-- begin Rows --

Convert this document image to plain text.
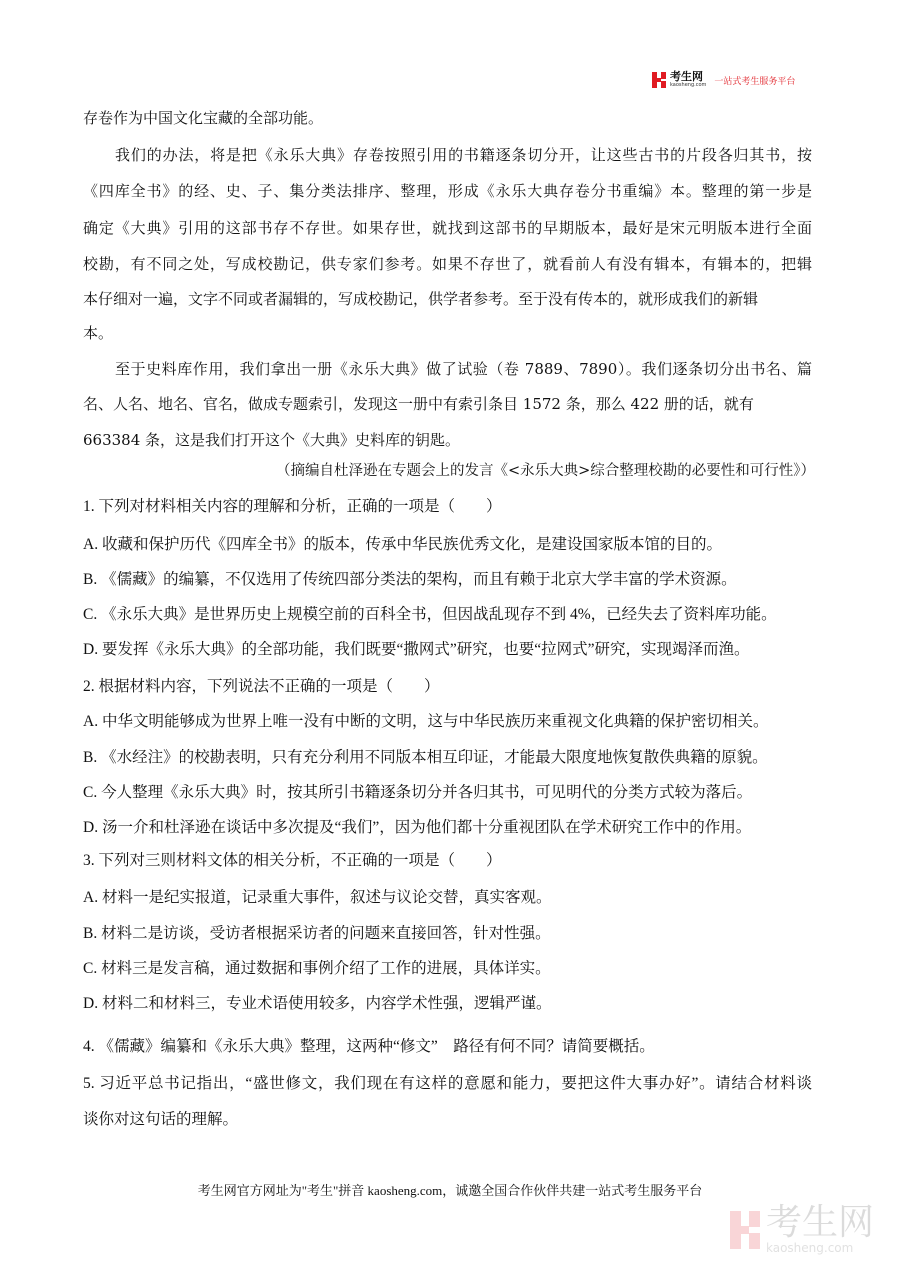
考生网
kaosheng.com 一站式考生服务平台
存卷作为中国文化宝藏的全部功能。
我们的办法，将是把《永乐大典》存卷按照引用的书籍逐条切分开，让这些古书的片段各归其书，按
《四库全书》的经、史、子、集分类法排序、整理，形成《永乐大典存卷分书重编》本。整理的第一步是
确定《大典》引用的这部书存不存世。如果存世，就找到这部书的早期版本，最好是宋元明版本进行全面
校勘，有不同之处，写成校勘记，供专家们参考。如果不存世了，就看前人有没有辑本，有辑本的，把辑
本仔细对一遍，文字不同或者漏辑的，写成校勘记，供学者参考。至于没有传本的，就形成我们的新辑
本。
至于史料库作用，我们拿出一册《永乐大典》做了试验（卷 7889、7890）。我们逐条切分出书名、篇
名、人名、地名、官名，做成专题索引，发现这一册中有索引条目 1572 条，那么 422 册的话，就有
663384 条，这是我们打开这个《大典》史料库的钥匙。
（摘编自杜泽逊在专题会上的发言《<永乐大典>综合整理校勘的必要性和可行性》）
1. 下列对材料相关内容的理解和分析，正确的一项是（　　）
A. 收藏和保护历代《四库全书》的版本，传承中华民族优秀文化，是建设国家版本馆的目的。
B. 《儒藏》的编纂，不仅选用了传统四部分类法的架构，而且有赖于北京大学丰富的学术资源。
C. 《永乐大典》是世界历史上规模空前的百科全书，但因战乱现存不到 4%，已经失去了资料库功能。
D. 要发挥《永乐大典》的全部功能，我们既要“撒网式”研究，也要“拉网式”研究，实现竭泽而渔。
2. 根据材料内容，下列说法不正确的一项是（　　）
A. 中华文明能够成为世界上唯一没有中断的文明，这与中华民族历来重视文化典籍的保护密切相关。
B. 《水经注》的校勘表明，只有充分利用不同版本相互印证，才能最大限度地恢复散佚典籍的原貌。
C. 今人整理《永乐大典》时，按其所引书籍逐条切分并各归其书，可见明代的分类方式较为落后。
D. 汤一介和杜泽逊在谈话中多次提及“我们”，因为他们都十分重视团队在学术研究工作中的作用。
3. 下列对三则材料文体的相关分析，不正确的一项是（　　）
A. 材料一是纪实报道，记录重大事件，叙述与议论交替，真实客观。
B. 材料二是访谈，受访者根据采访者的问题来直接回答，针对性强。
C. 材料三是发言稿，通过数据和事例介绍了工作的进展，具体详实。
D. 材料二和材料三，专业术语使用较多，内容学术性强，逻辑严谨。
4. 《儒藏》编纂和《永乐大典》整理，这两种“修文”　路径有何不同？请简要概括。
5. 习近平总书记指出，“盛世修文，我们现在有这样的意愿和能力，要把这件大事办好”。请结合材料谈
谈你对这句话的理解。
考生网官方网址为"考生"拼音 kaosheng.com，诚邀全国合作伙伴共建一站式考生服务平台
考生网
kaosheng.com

-- end Rows --
-- begin Rows --

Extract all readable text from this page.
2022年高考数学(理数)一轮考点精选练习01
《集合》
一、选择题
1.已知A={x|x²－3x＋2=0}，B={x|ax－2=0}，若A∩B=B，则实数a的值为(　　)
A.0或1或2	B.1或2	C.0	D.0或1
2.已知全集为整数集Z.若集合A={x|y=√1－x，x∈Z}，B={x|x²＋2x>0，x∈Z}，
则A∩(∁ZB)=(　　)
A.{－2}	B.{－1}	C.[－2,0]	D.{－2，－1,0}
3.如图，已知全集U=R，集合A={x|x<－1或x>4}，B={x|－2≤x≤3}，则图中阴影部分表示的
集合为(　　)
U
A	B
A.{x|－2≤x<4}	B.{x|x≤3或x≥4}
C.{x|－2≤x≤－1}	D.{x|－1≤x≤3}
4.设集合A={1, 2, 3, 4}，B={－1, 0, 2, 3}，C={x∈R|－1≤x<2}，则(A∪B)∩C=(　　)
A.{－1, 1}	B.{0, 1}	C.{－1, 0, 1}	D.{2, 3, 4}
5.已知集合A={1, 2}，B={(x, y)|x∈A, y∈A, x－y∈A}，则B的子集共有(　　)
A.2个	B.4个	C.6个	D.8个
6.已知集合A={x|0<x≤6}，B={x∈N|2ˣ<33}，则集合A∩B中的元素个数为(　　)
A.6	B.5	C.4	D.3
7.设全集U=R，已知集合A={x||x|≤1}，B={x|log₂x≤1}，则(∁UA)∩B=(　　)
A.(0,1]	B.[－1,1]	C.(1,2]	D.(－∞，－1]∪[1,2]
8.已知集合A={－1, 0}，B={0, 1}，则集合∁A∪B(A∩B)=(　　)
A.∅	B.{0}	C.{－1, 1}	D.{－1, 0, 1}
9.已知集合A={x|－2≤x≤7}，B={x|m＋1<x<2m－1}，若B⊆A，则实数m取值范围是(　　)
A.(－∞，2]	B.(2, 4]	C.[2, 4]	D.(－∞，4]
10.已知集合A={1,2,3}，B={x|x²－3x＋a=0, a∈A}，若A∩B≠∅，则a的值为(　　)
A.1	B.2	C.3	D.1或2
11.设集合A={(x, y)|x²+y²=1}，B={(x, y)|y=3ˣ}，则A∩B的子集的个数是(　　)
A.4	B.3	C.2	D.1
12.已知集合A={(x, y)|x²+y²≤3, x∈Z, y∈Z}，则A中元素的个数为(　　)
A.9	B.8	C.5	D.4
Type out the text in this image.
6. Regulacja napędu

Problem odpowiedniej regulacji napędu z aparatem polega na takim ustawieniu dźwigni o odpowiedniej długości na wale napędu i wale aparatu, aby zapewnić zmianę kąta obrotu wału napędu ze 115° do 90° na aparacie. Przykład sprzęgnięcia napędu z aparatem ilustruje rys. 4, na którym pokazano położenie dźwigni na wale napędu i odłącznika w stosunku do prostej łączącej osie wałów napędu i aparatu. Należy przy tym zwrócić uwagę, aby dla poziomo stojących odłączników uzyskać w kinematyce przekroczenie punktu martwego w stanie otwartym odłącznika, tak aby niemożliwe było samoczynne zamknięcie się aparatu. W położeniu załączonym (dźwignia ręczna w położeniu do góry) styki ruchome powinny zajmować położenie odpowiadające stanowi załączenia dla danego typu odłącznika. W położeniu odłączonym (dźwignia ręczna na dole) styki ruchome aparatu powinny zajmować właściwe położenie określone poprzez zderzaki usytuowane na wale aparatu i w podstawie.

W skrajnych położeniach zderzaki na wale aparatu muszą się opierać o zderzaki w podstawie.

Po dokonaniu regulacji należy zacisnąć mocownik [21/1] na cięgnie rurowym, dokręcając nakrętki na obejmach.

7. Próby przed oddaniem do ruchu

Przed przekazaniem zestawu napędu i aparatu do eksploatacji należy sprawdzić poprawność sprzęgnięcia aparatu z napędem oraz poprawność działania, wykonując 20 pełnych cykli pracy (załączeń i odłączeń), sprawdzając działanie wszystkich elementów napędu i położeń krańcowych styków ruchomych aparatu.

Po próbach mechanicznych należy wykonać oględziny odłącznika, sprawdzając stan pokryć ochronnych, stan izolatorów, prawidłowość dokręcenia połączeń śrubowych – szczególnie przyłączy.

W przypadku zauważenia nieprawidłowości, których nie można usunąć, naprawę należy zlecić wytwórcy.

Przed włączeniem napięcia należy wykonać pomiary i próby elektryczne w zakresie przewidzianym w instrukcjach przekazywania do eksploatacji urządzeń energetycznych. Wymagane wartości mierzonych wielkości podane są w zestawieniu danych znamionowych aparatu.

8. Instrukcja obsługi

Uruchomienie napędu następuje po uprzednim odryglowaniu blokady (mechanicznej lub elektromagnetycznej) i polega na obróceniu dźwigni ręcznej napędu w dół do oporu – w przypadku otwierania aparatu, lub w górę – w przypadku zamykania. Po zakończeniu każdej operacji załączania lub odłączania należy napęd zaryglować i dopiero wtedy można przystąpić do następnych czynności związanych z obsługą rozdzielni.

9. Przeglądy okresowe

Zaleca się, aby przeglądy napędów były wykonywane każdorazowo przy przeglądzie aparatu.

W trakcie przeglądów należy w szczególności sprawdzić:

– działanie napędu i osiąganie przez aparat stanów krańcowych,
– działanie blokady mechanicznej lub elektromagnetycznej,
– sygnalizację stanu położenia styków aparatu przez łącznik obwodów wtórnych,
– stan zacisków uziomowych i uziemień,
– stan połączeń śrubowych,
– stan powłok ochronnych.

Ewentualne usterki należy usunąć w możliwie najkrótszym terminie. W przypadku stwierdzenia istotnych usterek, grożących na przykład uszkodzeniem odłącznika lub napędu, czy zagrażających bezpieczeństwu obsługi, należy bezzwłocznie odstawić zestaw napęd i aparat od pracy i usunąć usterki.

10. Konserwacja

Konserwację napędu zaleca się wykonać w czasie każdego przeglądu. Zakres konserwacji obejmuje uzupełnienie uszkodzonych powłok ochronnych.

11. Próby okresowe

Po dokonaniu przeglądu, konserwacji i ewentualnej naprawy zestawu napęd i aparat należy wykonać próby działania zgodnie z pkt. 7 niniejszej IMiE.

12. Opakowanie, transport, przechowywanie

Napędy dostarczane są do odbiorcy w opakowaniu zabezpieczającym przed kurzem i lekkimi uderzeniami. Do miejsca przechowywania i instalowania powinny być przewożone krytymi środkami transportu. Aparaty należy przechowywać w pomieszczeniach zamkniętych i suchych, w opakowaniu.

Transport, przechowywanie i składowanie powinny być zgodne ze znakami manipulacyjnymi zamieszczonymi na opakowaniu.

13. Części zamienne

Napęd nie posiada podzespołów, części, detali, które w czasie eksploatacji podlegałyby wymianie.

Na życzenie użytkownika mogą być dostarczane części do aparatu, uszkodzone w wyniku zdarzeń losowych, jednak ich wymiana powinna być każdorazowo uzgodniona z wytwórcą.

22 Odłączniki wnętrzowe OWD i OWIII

-- end Rows --

**Exercise requirements**
Say how many lines contain the string "已知集合A", giving nothing but the count.

**Worked answer**
7